(begin)
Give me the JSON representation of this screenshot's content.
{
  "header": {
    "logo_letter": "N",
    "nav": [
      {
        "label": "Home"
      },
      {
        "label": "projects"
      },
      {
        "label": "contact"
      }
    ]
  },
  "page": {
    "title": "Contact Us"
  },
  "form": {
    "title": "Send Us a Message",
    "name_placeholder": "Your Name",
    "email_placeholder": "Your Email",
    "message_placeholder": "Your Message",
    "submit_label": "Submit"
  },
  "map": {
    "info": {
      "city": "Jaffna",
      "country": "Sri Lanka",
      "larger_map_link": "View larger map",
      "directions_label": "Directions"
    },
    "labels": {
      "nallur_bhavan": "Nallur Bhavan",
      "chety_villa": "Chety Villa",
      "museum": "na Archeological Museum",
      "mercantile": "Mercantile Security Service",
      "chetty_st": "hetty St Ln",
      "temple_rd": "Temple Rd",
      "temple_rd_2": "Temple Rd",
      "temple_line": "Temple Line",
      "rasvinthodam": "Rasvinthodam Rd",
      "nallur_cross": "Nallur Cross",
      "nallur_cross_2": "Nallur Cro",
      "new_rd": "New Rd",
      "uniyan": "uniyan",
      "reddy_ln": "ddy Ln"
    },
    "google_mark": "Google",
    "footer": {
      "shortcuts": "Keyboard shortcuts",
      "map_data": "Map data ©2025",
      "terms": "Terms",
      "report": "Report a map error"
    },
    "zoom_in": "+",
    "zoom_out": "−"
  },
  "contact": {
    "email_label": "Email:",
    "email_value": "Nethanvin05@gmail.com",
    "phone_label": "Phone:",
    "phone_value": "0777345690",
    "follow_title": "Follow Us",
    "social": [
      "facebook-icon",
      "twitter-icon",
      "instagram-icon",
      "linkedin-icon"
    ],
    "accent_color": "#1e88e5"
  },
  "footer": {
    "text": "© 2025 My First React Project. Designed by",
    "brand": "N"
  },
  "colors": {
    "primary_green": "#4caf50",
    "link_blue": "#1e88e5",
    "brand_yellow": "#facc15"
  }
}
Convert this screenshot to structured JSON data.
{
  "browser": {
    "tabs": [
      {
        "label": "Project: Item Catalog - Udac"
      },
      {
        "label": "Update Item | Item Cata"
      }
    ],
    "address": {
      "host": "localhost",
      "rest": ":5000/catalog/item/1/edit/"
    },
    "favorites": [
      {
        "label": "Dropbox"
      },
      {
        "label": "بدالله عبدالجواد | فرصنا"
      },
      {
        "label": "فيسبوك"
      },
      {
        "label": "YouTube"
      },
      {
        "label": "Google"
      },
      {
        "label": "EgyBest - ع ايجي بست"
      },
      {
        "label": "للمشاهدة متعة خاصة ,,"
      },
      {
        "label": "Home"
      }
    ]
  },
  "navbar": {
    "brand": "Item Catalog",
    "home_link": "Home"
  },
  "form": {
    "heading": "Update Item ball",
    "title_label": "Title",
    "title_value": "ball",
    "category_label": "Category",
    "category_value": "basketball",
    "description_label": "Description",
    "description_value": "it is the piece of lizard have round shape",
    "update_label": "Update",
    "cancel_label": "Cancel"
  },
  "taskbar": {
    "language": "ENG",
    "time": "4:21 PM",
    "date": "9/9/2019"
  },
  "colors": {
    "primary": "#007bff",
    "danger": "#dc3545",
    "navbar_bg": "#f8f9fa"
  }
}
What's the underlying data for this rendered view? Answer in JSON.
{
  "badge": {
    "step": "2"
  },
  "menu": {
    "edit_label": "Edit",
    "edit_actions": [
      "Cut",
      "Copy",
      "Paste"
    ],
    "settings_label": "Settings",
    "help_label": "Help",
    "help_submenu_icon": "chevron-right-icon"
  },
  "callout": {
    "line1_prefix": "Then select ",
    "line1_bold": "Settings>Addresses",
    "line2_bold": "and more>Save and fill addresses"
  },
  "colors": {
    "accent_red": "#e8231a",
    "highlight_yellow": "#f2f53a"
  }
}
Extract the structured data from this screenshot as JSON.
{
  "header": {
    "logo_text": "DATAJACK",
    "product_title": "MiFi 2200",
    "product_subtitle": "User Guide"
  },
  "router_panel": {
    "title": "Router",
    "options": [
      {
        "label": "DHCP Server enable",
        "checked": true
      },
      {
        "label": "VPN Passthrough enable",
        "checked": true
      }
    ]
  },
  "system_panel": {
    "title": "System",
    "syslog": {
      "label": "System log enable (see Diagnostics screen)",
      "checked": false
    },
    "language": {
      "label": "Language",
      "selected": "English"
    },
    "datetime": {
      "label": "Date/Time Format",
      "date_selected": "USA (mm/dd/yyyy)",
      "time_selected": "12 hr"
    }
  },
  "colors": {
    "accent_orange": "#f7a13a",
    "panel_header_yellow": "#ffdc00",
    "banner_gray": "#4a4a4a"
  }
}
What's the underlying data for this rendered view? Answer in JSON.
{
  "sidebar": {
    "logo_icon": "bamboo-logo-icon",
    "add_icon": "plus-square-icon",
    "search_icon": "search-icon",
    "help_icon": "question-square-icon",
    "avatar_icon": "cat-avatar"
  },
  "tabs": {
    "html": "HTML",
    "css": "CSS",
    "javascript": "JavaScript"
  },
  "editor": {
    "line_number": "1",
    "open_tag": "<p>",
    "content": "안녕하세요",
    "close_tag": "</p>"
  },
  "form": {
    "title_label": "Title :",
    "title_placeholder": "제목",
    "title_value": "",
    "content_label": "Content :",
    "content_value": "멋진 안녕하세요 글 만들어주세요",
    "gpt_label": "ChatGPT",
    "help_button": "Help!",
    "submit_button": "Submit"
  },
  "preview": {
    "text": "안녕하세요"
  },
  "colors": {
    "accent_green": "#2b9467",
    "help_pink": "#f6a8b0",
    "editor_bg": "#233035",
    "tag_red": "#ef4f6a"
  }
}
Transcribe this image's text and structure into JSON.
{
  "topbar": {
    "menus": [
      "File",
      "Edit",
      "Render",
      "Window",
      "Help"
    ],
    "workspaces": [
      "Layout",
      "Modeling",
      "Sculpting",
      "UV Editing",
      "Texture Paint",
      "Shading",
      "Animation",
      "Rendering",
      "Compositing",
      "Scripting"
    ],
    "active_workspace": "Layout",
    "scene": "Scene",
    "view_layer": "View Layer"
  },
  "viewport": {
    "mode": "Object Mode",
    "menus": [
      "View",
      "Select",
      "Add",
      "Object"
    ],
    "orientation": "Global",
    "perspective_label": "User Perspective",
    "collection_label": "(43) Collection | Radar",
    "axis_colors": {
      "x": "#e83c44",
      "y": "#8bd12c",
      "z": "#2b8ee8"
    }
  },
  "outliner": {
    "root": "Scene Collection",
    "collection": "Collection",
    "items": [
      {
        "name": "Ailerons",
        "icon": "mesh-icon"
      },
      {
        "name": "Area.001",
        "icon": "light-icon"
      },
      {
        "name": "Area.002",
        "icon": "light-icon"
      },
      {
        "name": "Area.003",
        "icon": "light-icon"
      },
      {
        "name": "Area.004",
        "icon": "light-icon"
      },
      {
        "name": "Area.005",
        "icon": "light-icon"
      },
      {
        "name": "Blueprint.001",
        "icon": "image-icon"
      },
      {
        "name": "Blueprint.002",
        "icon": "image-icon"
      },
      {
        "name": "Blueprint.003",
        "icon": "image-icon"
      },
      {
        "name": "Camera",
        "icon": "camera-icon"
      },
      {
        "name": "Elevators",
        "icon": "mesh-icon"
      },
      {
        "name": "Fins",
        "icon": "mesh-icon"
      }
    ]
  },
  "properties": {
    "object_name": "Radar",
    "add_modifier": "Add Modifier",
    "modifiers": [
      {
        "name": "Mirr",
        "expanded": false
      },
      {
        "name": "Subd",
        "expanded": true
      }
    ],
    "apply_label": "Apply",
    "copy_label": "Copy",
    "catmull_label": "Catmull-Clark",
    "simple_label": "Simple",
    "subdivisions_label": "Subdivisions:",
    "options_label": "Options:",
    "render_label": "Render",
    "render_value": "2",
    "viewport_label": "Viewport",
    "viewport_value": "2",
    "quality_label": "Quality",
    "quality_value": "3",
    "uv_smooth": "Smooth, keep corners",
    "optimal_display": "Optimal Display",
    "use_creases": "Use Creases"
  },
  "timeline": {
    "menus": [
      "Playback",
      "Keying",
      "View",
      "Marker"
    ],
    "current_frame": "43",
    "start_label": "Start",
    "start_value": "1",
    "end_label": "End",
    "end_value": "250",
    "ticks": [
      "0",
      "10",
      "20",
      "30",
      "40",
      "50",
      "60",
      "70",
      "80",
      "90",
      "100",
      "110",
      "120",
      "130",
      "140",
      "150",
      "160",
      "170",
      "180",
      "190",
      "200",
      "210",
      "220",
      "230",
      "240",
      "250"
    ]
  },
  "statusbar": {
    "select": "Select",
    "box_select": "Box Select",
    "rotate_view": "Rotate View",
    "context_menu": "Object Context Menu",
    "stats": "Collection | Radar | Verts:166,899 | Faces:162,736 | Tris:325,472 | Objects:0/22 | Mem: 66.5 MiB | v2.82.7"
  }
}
(end)
Aim of the task » Identify all lines in the records above with the word "Submit".

Output of the task »
    "submit_label": "Submit"
    "submit_button": "Submit"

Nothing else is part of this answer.